* **EXERCISE DETAILS**
Copy, from the entries below, each line where the word "Christmas" can be found.

* **INFORMATION SHOWN**
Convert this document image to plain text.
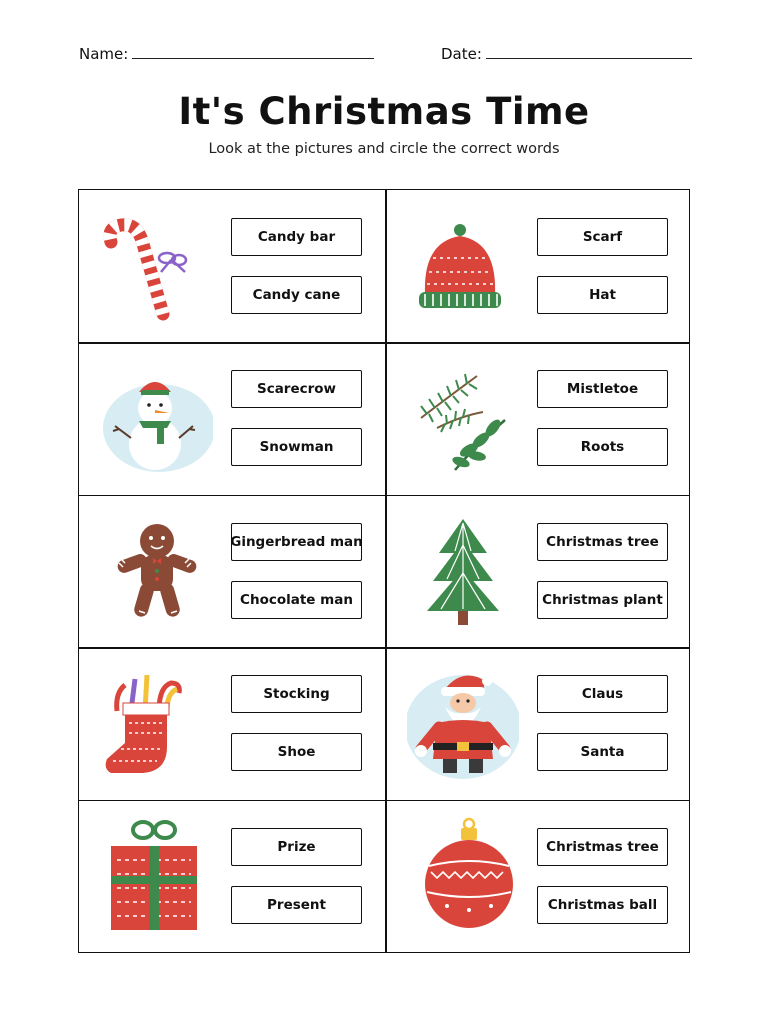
Name:	Date:
It's Christmas Time
Look at the pictures and circle the correct words
Candy bar
Candy cane
Scarf
Hat
Scarecrow
Snowman
Mistletoe
Roots
Gingerbread man
Chocolate man
Christmas tree
Christmas plant
Stocking
Shoe
Claus
Santa
Prize
Present
Christmas tree
Christmas ball
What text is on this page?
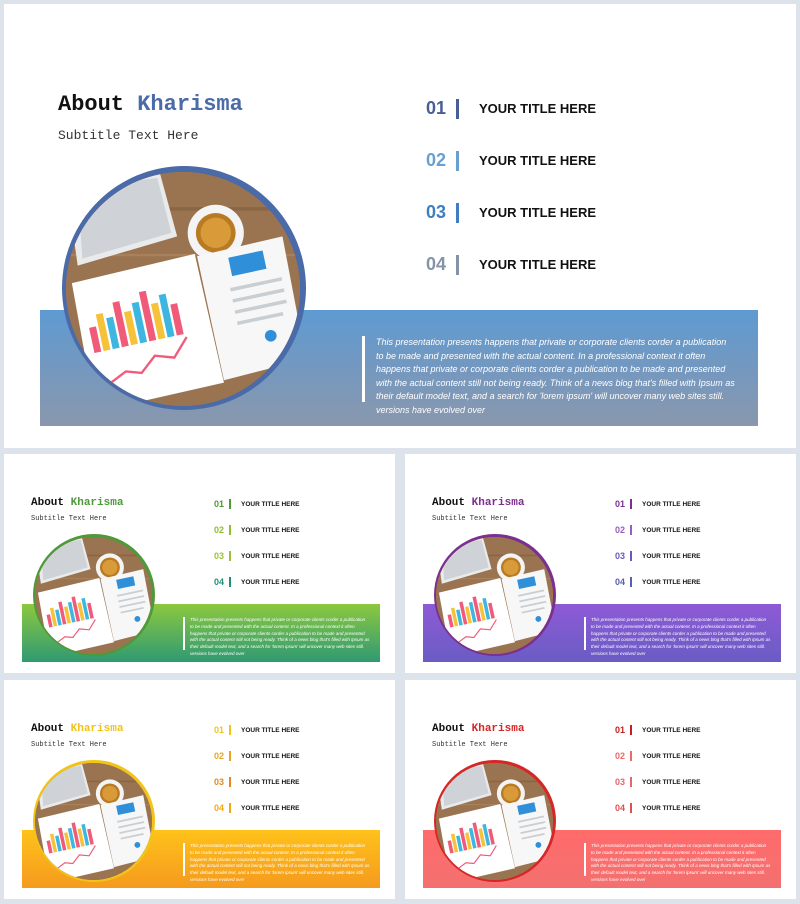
This presentation presents happens that private or corporate clients corder a publication to be made and presented with the actual content. In a professional context it often happens that private or corporate clients corder a publication to be made and presented with the actual content still not being ready. Think of a news blog that's filled with Ipsum as their default model text, and a search for 'lorem ipsum' will uncover many web sites still. versions have evolved over
About Kharisma
Subtitle Text Here
01	YOUR TITLE HERE
02	YOUR TITLE HERE
03	YOUR TITLE HERE
04	YOUR TITLE HERE
This presentation presents happens that private or corporate clients corder a publication to be made and presented with the actual content. In a professional context it often happens that private or corporate clients corder a publication to be made and presented with the actual content still not being ready. Think of a news blog that's filled with Ipsum as their default model text, and a search for 'lorem ipsum' will uncover many web sites still. versions have evolved over
About Kharisma
Subtitle Text Here
01	YOUR TITLE HERE
02	YOUR TITLE HERE
03	YOUR TITLE HERE
04	YOUR TITLE HERE
This presentation presents happens that private or corporate clients corder a publication to be made and presented with the actual content. In a professional context it often happens that private or corporate clients corder a publication to be made and presented with the actual content still not being ready. Think of a news blog that's filled with Ipsum as their default model text, and a search for 'lorem ipsum' will uncover many web sites still. versions have evolved over
About Kharisma
Subtitle Text Here
01	YOUR TITLE HERE
02	YOUR TITLE HERE
03	YOUR TITLE HERE
04	YOUR TITLE HERE
This presentation presents happens that private or corporate clients corder a publication to be made and presented with the actual content. In a professional context it often happens that private or corporate clients corder a publication to be made and presented with the actual content still not being ready. Think of a news blog that's filled with Ipsum as their default model text, and a search for 'lorem ipsum' will uncover many web sites still. versions have evolved over
About Kharisma
Subtitle Text Here
01	YOUR TITLE HERE
02	YOUR TITLE HERE
03	YOUR TITLE HERE
04	YOUR TITLE HERE
This presentation presents happens that private or corporate clients corder a publication to be made and presented with the actual content. In a professional context it often happens that private or corporate clients corder a publication to be made and presented with the actual content still not being ready. Think of a news blog that's filled with Ipsum as their default model text, and a search for 'lorem ipsum' will uncover many web sites still. versions have evolved over
About Kharisma
Subtitle Text Here
01	YOUR TITLE HERE
02	YOUR TITLE HERE
03	YOUR TITLE HERE
04	YOUR TITLE HERE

* **THE RESPONSE**
It's Christmas Time
Christmas tree
Christmas plant
Christmas tree
Christmas ball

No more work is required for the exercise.